-------- SELECTED PASSAGE --------

Faculty in the News: January 1-15, 2017

The Wall Street Journal—January 3
“It’s certainly fairer to defendants to put this expert testimony in,” securities-law expert John Coffee of Columbia Law School said. “On the other hand, I think juries may give more weight to an investor saying, ‘We really want to know this [pricing information] for the following reasons.’”
 
The Washington Post—January 4
Robert Jackson, a professor at Columbia Law School who served as an adviser on executive compensation issues to the Department of Treasury during the Obama administration, noted that though Tillerson is surrendering the unpaid shares, the company is still effectively giving him the benefit through the cash payment, awarding him with millions just as he is about to take on a diplomatic job that will have influence over America's oil interests.

-------- SUPPLIED DATA --------

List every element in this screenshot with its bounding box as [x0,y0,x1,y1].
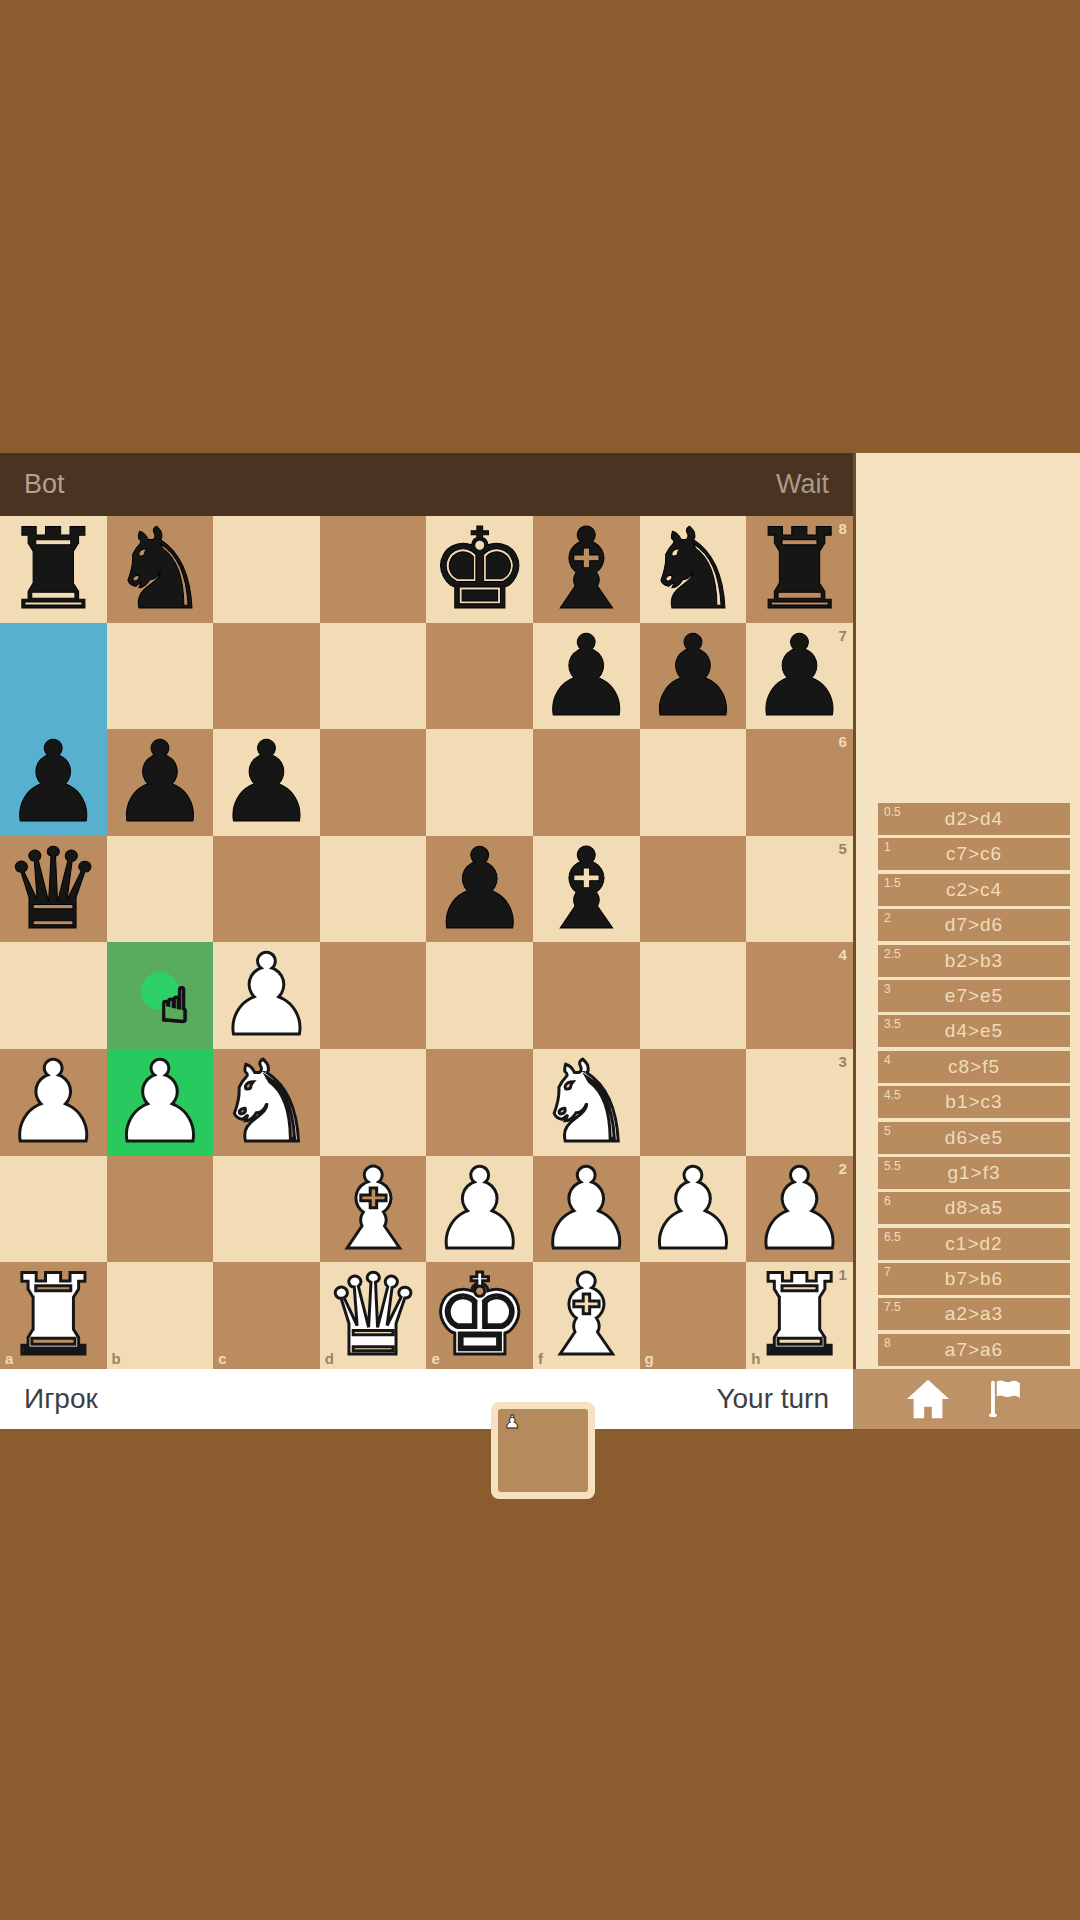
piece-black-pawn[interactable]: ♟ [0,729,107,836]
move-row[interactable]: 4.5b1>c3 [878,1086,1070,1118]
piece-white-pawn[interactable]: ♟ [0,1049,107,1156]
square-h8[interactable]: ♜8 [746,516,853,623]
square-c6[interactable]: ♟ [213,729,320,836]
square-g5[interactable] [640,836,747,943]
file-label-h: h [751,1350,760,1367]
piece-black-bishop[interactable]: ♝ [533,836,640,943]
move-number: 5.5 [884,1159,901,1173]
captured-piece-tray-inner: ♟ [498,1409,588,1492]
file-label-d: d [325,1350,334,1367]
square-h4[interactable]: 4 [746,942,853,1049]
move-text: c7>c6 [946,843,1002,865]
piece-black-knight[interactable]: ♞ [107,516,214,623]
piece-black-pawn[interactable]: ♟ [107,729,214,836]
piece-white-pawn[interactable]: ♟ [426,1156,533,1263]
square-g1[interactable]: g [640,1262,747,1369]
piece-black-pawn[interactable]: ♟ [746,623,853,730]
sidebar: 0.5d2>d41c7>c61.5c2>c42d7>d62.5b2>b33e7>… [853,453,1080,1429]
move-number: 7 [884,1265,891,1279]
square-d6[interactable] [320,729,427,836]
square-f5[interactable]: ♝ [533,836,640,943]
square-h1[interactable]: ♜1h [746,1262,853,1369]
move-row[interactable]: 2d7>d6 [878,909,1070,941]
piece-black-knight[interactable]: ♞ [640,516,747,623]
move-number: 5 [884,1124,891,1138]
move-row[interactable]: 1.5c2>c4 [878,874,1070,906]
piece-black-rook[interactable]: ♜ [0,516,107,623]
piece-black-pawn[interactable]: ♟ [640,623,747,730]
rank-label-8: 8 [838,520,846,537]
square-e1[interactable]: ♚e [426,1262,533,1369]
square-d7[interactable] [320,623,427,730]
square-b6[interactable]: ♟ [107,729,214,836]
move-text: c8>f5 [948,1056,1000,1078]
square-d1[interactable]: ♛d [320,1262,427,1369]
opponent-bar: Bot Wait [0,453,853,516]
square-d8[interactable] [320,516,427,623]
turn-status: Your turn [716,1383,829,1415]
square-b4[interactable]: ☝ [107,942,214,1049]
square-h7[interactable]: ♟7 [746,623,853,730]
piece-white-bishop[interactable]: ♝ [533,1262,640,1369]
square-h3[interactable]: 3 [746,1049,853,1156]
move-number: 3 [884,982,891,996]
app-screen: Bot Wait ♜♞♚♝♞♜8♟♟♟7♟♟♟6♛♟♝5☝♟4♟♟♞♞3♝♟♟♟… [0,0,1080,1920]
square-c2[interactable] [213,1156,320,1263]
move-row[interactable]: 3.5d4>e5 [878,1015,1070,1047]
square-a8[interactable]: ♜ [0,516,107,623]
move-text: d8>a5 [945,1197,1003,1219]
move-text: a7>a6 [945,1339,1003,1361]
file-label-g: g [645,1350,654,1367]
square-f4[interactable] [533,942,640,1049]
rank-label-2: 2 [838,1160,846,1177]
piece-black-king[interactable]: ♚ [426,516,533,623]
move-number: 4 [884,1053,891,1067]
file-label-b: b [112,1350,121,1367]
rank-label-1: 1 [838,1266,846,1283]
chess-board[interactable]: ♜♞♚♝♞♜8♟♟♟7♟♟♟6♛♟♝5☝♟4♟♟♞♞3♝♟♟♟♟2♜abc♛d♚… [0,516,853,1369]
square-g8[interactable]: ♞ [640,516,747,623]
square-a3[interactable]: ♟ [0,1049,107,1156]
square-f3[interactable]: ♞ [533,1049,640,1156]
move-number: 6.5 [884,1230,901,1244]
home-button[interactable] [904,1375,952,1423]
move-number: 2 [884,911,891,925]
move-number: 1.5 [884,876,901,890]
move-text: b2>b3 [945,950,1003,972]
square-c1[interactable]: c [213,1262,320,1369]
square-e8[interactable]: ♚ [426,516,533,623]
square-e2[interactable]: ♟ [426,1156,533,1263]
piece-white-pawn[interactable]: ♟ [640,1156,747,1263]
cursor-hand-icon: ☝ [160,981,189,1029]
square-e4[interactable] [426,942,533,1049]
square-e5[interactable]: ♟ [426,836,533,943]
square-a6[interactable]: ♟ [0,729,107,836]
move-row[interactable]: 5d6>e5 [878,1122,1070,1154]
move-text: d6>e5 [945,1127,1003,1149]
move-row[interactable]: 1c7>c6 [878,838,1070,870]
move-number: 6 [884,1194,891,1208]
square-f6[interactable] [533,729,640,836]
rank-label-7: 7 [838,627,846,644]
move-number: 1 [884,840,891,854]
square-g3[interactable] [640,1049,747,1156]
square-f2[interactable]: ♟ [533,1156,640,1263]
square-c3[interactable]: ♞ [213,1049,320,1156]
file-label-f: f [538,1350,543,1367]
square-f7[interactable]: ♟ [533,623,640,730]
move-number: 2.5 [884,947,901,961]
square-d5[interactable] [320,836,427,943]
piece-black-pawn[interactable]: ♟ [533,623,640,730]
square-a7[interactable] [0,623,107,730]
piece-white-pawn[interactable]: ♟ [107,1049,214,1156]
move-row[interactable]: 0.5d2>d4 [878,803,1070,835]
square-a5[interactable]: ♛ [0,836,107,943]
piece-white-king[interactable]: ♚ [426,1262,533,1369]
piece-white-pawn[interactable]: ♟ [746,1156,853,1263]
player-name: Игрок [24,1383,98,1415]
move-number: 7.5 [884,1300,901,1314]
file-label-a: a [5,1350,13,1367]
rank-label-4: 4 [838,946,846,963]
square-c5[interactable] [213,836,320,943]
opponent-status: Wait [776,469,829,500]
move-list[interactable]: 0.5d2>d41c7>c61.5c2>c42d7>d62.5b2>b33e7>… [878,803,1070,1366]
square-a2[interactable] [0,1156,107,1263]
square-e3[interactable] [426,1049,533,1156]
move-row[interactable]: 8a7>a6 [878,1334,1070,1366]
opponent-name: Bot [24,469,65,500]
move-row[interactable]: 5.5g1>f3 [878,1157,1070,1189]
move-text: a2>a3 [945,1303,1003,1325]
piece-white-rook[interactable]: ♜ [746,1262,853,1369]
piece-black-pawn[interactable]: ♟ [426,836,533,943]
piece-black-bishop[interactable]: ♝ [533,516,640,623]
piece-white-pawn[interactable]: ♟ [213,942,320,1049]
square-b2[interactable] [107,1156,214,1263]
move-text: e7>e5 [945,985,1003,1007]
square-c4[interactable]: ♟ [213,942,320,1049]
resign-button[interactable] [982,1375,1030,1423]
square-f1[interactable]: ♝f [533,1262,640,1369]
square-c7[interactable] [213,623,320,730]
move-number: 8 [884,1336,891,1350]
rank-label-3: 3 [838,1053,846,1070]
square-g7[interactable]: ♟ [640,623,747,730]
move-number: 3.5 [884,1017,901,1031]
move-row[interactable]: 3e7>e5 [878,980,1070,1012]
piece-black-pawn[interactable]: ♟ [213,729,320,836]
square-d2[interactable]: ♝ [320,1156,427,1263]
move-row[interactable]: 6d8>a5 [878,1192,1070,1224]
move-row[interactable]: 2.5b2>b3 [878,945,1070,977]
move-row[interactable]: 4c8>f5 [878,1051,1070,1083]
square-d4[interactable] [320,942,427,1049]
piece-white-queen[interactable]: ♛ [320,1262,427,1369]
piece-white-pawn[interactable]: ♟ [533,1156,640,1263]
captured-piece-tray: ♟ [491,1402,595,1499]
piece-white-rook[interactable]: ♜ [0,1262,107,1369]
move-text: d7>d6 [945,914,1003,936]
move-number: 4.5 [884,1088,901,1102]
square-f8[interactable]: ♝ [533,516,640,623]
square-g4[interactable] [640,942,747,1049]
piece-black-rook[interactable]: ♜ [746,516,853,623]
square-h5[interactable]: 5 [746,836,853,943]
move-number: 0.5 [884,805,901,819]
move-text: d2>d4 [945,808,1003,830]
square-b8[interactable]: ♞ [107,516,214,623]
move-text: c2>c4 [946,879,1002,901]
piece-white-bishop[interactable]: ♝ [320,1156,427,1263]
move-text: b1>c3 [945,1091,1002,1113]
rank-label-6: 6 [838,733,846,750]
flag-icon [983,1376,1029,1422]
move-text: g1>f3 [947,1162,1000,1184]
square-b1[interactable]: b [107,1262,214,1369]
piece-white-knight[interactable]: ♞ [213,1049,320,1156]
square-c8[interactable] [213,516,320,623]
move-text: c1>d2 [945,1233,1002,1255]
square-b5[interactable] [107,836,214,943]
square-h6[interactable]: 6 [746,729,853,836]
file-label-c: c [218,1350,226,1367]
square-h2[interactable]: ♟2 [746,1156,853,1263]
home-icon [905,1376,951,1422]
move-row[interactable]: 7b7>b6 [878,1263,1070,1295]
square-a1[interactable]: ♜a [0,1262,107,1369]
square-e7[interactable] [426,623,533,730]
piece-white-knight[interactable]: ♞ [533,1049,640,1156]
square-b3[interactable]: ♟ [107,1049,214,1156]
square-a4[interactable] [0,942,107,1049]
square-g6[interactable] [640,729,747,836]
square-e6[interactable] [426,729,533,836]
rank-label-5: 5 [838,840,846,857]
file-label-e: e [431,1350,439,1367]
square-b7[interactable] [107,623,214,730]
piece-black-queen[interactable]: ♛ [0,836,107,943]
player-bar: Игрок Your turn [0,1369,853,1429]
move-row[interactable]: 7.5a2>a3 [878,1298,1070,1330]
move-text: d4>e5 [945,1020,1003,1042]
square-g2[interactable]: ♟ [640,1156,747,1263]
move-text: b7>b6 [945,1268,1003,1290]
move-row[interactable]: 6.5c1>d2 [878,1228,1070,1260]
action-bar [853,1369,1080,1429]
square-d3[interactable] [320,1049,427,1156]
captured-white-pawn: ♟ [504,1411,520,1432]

--------
-------- SUPPLIED DATA --------

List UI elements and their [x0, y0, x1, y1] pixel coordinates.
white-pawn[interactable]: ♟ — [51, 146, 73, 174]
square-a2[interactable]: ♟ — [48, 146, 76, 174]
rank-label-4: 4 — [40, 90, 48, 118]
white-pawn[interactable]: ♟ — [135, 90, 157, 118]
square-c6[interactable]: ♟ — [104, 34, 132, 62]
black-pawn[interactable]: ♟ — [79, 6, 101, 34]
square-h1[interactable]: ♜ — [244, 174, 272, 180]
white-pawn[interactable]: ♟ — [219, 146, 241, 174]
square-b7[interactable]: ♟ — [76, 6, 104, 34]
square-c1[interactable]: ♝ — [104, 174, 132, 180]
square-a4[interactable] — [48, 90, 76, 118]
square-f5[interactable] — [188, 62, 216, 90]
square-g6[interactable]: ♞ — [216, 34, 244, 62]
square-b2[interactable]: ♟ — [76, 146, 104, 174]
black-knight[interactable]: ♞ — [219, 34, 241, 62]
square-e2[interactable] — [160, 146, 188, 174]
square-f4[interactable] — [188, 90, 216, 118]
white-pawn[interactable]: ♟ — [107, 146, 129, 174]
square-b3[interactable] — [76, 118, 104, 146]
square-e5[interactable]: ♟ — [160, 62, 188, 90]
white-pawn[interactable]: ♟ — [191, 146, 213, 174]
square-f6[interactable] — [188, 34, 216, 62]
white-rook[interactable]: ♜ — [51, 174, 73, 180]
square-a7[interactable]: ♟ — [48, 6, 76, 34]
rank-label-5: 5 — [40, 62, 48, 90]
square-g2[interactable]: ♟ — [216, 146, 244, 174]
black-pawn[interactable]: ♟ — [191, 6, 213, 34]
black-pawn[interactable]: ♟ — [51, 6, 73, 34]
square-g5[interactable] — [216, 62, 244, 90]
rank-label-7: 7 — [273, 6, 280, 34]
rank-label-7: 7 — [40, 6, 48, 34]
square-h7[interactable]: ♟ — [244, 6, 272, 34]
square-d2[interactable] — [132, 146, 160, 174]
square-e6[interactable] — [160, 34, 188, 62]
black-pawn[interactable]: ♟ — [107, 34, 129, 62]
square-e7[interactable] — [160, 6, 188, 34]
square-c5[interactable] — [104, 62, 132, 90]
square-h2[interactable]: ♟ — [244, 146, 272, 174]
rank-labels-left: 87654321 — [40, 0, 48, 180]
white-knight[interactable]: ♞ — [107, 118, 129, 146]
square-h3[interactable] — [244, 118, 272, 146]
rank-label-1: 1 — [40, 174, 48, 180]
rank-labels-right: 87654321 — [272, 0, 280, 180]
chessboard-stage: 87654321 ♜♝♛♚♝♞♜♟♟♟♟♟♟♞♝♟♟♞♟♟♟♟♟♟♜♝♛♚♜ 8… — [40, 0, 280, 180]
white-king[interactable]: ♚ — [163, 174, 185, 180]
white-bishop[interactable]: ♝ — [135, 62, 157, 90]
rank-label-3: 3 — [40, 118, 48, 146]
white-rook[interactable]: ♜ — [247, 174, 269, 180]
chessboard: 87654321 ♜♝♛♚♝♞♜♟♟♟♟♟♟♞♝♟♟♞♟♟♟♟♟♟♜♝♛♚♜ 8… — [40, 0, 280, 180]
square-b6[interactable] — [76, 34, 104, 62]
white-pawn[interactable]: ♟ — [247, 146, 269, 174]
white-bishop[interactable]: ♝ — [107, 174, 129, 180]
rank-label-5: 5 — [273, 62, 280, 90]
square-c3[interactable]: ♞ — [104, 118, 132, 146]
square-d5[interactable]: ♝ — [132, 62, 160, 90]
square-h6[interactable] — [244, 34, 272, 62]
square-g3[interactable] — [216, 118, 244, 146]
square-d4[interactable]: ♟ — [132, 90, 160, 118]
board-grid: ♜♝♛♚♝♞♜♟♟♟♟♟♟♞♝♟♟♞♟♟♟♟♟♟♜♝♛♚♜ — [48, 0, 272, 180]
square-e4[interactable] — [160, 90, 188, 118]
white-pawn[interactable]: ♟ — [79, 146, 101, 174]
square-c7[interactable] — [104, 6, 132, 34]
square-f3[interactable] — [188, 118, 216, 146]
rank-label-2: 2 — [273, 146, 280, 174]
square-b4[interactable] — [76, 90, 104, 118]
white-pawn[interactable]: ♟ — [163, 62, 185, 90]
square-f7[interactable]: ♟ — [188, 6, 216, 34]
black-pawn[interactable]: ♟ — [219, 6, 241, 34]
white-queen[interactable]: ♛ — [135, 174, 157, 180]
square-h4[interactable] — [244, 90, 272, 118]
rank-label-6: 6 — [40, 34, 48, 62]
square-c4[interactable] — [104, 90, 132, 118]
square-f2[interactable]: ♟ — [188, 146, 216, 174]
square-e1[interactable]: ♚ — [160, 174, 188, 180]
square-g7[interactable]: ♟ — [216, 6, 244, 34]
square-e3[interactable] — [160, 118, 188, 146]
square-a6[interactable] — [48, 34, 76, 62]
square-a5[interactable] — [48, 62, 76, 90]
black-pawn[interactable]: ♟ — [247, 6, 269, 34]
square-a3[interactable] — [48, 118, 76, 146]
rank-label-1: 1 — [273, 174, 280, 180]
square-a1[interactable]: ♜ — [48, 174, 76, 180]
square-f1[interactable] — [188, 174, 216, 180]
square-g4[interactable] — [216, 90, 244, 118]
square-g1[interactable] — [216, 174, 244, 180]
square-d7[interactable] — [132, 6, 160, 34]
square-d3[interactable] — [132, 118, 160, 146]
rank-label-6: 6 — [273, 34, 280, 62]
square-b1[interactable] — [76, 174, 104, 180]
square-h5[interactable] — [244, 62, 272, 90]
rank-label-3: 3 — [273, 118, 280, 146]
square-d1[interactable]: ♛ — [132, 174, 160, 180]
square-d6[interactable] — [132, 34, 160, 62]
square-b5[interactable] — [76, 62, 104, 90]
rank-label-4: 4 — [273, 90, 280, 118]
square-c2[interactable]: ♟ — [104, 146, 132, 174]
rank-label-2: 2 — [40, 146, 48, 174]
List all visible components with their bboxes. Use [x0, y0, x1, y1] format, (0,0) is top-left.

--------

TO DO –
- A) In the faculty news roundup, on what issues did Robert Jackson advise the Department of Treasury during the Obama administration?
- B) Reproduce the faculty news roundup starting at "Faculty in the" and ending at "America's oil interests.".

ANSWERS TO THE EXERCISES –
- A) Executive compensation issues.

- B)
Faculty in the News: January 1-15, 2017

The Wall Street Journal—January 3
“It’s certainly fairer to defendants to put this expert testimony in,” securities-law expert John Coffee of Columbia Law School said. “On the other hand, I think juries may give more weight to an investor saying, ‘We really want to know this [pricing information] for the following reasons.’”
 
The Washington Post—January 4
Robert Jackson, a professor at Columbia Law School who served as an adviser on executive compensation issues to the Department of Treasury during the Obama administration, noted that though Tillerson is surrendering the unpaid shares, the company is still effectively giving him the benefit through the cash payment, awarding him with millions just as he is about to take on a diplomatic job that will have influence over America's oil interests.